» Data entries:
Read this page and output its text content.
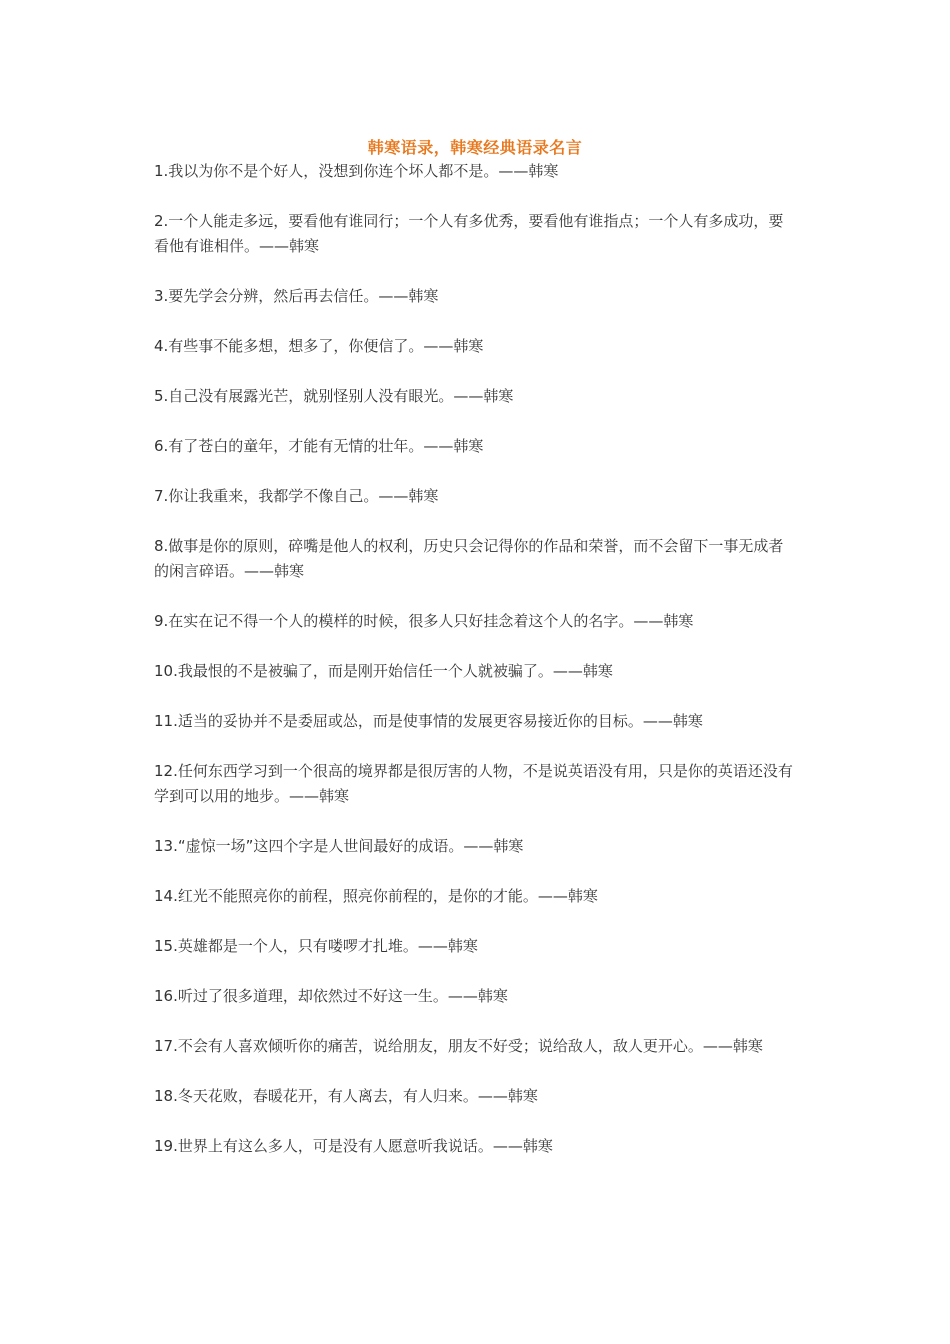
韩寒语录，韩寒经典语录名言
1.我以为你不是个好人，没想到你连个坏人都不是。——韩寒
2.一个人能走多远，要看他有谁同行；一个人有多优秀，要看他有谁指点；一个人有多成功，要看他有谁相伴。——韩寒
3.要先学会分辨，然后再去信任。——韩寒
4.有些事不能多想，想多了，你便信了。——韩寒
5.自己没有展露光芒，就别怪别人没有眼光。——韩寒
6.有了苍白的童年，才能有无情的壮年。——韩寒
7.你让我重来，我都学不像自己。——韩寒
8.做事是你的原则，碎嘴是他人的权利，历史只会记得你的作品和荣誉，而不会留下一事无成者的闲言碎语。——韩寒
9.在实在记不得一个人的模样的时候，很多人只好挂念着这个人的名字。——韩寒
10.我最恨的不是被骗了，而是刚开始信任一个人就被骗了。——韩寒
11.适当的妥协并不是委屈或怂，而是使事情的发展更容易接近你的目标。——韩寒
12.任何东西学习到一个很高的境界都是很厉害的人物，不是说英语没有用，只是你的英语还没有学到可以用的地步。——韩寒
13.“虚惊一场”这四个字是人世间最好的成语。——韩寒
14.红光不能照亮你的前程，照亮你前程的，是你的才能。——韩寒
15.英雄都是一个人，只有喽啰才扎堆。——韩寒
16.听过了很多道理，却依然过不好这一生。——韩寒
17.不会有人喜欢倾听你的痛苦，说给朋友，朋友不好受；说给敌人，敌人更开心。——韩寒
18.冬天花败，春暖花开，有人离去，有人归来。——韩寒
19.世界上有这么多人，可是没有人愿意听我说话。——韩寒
...
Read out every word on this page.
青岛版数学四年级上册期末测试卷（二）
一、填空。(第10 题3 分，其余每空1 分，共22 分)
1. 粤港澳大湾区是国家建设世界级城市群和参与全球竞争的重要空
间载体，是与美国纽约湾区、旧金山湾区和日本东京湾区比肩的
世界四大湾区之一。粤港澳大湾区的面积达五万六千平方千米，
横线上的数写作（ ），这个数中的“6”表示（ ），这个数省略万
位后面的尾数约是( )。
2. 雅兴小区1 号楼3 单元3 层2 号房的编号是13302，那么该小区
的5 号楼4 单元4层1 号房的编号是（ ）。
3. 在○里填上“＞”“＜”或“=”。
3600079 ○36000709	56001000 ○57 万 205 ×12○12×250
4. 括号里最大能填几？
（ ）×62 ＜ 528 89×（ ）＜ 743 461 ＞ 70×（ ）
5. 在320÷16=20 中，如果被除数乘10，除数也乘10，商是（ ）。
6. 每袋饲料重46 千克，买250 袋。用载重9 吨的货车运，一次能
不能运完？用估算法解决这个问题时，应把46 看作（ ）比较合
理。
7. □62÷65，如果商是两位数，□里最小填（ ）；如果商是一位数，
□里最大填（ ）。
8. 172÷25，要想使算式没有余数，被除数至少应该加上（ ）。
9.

» SHORT TASK: Only a number is wanted here: how many lines in the data above include the string "this"?

» RESPONSE TO THE TASK: 2